Stored data
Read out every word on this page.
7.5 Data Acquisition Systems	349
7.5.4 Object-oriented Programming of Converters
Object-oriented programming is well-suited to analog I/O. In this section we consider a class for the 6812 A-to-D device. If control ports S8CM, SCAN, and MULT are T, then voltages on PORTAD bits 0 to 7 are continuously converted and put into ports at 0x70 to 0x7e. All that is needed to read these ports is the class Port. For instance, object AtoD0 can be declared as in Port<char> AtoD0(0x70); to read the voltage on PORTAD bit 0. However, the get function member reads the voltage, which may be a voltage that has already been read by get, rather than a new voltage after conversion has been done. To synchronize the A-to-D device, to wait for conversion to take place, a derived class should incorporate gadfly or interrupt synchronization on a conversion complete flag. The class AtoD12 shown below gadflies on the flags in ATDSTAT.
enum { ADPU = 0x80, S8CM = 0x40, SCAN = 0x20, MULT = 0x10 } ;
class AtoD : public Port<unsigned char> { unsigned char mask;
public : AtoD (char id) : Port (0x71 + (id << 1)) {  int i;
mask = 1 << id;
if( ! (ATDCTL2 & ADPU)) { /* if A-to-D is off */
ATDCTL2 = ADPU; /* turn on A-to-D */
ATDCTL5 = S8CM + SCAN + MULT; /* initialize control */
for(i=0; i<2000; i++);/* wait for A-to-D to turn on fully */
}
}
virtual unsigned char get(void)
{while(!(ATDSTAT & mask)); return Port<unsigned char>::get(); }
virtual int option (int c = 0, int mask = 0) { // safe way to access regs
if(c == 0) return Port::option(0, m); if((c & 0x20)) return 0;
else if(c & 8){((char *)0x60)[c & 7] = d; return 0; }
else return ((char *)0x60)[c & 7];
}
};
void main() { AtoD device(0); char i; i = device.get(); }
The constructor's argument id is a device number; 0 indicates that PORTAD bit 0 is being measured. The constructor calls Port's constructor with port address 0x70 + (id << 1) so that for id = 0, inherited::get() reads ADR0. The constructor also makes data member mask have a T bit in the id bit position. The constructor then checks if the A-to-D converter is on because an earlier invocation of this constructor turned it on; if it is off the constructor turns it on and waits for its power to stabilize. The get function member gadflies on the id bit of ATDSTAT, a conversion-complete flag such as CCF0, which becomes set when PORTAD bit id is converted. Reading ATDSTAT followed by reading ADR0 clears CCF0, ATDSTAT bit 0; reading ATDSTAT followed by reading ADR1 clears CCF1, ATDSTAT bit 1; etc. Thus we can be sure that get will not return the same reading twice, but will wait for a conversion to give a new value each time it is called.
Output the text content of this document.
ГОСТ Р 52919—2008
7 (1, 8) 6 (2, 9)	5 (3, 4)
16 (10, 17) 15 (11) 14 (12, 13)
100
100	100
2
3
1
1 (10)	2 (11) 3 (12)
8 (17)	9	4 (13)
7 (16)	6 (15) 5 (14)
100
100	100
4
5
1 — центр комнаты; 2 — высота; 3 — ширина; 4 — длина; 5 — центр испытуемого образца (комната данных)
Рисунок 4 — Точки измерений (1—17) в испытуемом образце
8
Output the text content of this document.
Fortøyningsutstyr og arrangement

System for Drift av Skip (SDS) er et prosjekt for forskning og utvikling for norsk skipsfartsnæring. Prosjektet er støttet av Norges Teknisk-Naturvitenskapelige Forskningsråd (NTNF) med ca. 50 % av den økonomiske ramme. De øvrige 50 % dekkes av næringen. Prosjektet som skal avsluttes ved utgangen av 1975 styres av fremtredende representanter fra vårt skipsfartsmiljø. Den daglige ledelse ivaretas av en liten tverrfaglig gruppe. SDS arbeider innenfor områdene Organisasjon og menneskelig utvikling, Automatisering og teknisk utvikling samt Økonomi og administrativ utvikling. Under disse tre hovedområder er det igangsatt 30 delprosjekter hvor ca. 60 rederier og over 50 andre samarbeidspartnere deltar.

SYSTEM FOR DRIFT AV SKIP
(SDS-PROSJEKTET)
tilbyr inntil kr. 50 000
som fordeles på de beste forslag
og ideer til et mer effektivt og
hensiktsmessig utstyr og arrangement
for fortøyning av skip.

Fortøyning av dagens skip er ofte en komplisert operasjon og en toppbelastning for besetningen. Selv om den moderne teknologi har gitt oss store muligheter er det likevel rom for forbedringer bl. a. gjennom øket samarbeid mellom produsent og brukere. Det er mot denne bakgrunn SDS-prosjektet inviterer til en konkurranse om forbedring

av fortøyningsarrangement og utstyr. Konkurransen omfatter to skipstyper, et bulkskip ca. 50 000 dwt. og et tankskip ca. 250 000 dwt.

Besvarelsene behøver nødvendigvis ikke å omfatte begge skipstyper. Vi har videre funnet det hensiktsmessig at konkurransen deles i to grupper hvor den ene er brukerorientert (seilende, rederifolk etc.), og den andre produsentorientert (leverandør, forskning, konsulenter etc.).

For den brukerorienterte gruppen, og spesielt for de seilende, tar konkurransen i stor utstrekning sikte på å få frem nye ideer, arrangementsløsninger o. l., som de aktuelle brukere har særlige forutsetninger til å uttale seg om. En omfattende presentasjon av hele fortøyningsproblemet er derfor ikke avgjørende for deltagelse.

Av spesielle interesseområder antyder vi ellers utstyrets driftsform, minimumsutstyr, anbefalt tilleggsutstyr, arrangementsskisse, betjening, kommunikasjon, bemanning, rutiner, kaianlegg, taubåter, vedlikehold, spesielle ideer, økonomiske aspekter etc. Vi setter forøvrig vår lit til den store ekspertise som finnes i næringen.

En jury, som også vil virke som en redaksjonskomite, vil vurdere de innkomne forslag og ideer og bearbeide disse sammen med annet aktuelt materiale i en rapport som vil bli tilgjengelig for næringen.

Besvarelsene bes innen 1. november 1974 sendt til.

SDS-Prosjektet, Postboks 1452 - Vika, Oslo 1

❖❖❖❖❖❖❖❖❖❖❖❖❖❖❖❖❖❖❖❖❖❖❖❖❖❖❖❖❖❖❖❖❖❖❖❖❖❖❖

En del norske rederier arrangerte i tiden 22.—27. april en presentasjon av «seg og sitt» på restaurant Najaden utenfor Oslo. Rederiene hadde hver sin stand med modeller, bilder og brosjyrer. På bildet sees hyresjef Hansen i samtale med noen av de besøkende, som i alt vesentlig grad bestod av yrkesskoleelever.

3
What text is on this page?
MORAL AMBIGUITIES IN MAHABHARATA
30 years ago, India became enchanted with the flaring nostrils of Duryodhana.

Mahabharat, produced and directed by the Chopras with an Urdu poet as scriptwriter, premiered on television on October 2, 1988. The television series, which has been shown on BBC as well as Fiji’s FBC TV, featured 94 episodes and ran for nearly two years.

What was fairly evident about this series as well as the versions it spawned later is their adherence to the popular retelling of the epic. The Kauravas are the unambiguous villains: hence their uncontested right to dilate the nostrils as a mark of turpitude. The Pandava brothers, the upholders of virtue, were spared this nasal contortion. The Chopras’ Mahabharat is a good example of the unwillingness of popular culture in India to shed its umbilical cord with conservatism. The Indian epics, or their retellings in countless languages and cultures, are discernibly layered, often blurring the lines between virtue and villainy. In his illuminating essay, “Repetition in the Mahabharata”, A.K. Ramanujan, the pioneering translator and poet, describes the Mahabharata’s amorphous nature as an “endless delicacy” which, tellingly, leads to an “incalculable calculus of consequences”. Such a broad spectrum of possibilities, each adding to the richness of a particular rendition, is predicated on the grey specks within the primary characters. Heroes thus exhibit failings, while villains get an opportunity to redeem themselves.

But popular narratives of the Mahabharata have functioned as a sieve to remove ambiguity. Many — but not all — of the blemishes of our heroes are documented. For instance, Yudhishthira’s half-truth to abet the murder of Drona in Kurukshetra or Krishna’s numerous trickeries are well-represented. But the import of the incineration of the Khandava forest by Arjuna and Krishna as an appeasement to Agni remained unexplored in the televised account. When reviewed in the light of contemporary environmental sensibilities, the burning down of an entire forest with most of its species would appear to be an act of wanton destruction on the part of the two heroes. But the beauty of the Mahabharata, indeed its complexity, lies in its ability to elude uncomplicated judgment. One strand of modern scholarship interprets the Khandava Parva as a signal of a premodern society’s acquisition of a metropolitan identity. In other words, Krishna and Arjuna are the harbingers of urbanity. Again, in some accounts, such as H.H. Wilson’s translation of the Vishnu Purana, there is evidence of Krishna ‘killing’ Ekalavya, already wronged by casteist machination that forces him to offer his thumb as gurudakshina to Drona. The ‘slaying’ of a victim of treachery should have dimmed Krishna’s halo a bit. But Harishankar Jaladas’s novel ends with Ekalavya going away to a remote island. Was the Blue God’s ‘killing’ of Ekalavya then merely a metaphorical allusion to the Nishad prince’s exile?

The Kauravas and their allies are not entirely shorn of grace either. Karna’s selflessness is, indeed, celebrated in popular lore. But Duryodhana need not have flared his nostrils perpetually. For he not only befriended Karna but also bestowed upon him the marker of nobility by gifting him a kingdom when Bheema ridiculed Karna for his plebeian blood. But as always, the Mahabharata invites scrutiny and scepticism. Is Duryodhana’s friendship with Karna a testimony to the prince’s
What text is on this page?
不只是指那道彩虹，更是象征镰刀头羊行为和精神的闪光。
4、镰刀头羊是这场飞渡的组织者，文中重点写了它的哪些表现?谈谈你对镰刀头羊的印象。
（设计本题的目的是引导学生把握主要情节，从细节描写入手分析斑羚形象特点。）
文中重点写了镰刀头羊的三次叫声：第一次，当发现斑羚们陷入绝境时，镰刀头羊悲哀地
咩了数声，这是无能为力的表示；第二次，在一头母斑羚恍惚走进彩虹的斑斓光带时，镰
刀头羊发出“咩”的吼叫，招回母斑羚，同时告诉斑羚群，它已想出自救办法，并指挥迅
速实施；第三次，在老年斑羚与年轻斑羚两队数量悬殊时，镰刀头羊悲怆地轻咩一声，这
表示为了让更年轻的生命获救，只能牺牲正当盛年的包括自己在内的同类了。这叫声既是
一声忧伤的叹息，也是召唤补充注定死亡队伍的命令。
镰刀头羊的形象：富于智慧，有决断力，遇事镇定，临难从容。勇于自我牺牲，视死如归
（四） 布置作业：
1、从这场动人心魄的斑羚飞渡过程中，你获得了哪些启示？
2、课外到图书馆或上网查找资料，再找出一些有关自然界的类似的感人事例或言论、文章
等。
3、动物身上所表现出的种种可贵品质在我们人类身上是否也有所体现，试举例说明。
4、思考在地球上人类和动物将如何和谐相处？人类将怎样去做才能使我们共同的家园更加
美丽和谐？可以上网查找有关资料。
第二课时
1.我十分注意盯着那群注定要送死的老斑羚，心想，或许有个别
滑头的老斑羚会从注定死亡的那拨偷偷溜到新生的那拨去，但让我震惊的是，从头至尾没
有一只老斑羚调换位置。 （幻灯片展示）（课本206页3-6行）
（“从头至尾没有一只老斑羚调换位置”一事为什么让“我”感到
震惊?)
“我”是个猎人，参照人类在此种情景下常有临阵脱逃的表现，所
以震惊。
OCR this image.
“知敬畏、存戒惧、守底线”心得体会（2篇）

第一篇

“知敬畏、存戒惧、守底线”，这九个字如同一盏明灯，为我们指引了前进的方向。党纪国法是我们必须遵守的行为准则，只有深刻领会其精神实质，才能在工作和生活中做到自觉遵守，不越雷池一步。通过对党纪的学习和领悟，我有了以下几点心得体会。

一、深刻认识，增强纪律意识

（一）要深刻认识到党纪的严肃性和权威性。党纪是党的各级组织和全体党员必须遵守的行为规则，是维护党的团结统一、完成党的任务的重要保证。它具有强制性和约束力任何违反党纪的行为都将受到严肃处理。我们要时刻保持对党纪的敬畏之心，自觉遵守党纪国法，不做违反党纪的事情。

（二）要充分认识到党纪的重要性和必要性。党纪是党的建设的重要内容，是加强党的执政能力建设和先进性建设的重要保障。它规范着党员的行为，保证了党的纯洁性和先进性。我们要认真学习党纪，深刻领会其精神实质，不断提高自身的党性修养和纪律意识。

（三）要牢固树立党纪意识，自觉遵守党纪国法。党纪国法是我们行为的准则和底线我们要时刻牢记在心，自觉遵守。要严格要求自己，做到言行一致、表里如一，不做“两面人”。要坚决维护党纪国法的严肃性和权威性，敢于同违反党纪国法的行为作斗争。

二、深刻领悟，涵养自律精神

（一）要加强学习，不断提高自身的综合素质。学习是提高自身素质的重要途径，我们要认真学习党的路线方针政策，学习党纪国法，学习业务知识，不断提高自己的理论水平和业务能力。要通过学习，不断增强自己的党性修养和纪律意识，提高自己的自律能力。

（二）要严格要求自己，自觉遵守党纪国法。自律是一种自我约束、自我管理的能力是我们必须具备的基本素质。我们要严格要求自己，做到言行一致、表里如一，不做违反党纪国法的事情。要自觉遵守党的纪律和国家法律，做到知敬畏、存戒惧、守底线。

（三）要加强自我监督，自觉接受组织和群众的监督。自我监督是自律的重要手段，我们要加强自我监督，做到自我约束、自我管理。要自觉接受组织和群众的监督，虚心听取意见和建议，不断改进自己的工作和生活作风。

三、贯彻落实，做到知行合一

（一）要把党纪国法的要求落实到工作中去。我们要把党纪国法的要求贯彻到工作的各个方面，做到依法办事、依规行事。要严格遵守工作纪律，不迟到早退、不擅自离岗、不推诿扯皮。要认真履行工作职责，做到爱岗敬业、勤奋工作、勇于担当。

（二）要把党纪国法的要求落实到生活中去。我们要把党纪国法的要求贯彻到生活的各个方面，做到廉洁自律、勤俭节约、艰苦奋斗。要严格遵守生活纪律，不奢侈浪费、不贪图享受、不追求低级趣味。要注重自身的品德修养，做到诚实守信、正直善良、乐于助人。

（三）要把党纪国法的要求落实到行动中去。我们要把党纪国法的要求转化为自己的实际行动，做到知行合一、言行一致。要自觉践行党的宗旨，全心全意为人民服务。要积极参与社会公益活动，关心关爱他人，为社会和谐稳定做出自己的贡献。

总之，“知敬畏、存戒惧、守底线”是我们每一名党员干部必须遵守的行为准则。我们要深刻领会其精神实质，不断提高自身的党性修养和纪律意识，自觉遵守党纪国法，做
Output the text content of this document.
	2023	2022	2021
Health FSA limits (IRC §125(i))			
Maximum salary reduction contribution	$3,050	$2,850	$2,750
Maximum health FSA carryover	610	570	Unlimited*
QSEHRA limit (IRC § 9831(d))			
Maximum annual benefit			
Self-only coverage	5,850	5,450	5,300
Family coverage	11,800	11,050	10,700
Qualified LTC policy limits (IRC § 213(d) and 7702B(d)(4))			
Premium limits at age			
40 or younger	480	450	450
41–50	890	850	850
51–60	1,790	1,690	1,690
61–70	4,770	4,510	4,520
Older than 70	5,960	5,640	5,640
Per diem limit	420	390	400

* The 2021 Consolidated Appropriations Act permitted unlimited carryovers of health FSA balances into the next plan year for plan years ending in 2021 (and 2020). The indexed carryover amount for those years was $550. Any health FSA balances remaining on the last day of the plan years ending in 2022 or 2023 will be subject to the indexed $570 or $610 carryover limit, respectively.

AIM OF THE EXERCISE:
Count the lines above that contain the word "Maximum", and give only that number.

SOLUTION:
3